--- Start Extracted information ---

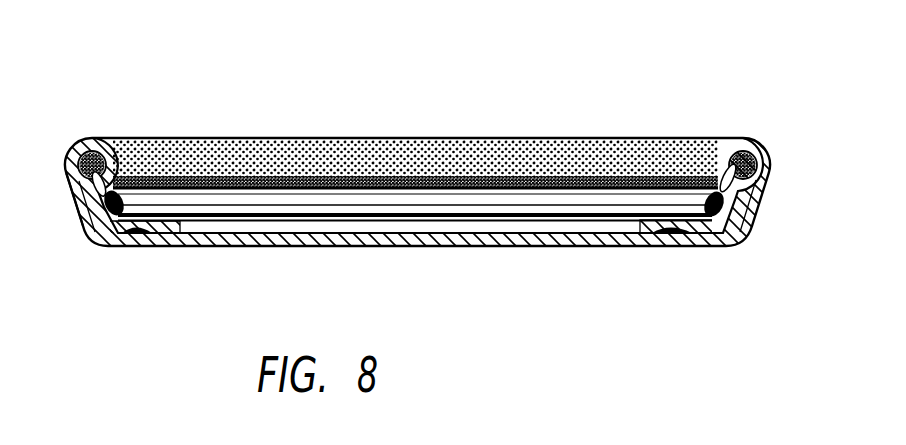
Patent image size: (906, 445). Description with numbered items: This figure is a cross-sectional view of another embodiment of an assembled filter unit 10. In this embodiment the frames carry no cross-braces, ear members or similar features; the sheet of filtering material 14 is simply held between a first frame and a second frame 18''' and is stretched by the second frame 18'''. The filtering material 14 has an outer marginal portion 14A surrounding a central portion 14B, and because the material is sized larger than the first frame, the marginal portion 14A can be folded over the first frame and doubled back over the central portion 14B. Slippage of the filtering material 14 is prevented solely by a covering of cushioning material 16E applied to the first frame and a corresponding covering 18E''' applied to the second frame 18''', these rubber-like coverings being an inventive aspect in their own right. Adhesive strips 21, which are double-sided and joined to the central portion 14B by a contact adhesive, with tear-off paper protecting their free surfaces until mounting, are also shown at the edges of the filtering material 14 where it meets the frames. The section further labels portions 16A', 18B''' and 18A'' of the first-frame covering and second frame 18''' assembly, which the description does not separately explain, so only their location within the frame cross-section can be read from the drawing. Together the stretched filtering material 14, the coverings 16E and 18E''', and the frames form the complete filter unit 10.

The filter unit 10 is at (419, 139).
The filtering material 14 is at (577, 246).
The outer marginal portion 14A is at (117, 247).
The central portion 14B is at (435, 238).
The covering of cushioning material 16E is at (99, 140).
The cover side portion 16A' is at (52, 204).
The second frame 18''' is at (415, 137).
The foam layer 18B''' is at (415, 128).
The covering 18E''' is at (377, 182).
The layer flange portion 18A'' is at (418, 149).
The adhesive strips 21 is at (158, 245).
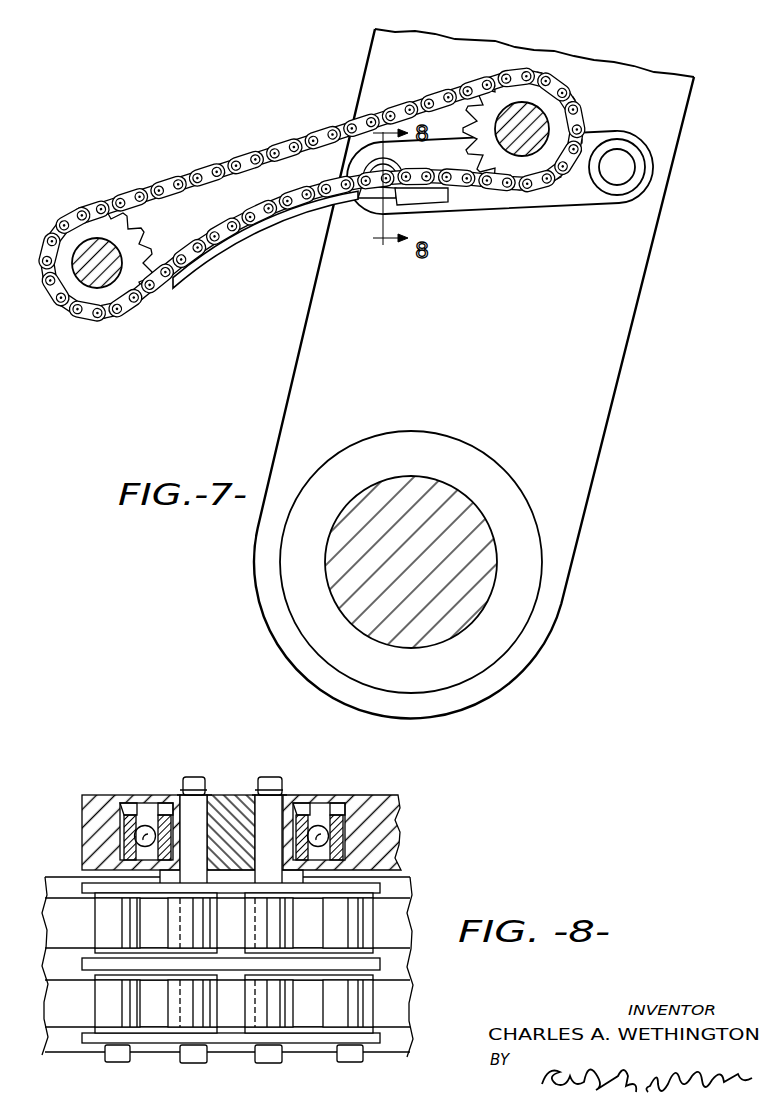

--- End Extracted information ---

## Given exercise
Please express all of the data above as a JSON list of strings, one string per line, with blank lines left out. Leave the pictures out of the answer.

## Result of this exercise
[
  "Patent image size: (906, 445). Description with numbered items: This figure is a cross-sectional view of another embodiment of an assembled filter unit 10. In this embodiment the frames carry no cross-braces, ear members or similar features; the sheet of filtering material 14 is simply held between a first frame and a second frame 18''' and is stretched by the second frame 18'''. The filtering material 14 has an outer marginal portion 14A surrounding a central portion 14B, and because the material is sized larger than the first frame, the marginal portion 14A can be folded over the first frame and doubled back over the central portion 14B. Slippage of the filtering material 14 is prevented solely by a covering of cushioning material 16E applied to the first frame and a corresponding covering 18E''' applied to the second frame 18''', these rubber-like coverings being an inventive aspect in their own right. Adhesive strips 21, which are double-sided and joined to the central portion 14B by a contact adhesive, with tear-off paper protecting their free surfaces until mounting, are also shown at the edges of the filtering material 14 where it meets the frames. The section further labels portions 16A', 18B''' and 18A'' of the first-frame covering and second frame 18''' assembly, which the description does not separately explain, so only their location within the frame cross-section can be read from the drawing. Together the stretched filtering material 14, the coverings 16E and 18E''', and the frames form the complete filter unit 10.",
  "The filter unit 10 is at (419, 139).",
  "The filtering material 14 is at (577, 246).",
  "The outer marginal portion 14A is at (117, 247).",
  "The central portion 14B is at (435, 238).",
  "The covering of cushioning material 16E is at (99, 140).",
  "The cover side portion 16A' is at (52, 204).",
  "The second frame 18''' is at (415, 137).",
  "The foam layer 18B''' is at (415, 128).",
  "The covering 18E''' is at (377, 182).",
  "The layer flange portion 18A'' is at (418, 149).",
  "The adhesive strips 21 is at (158, 245)."
]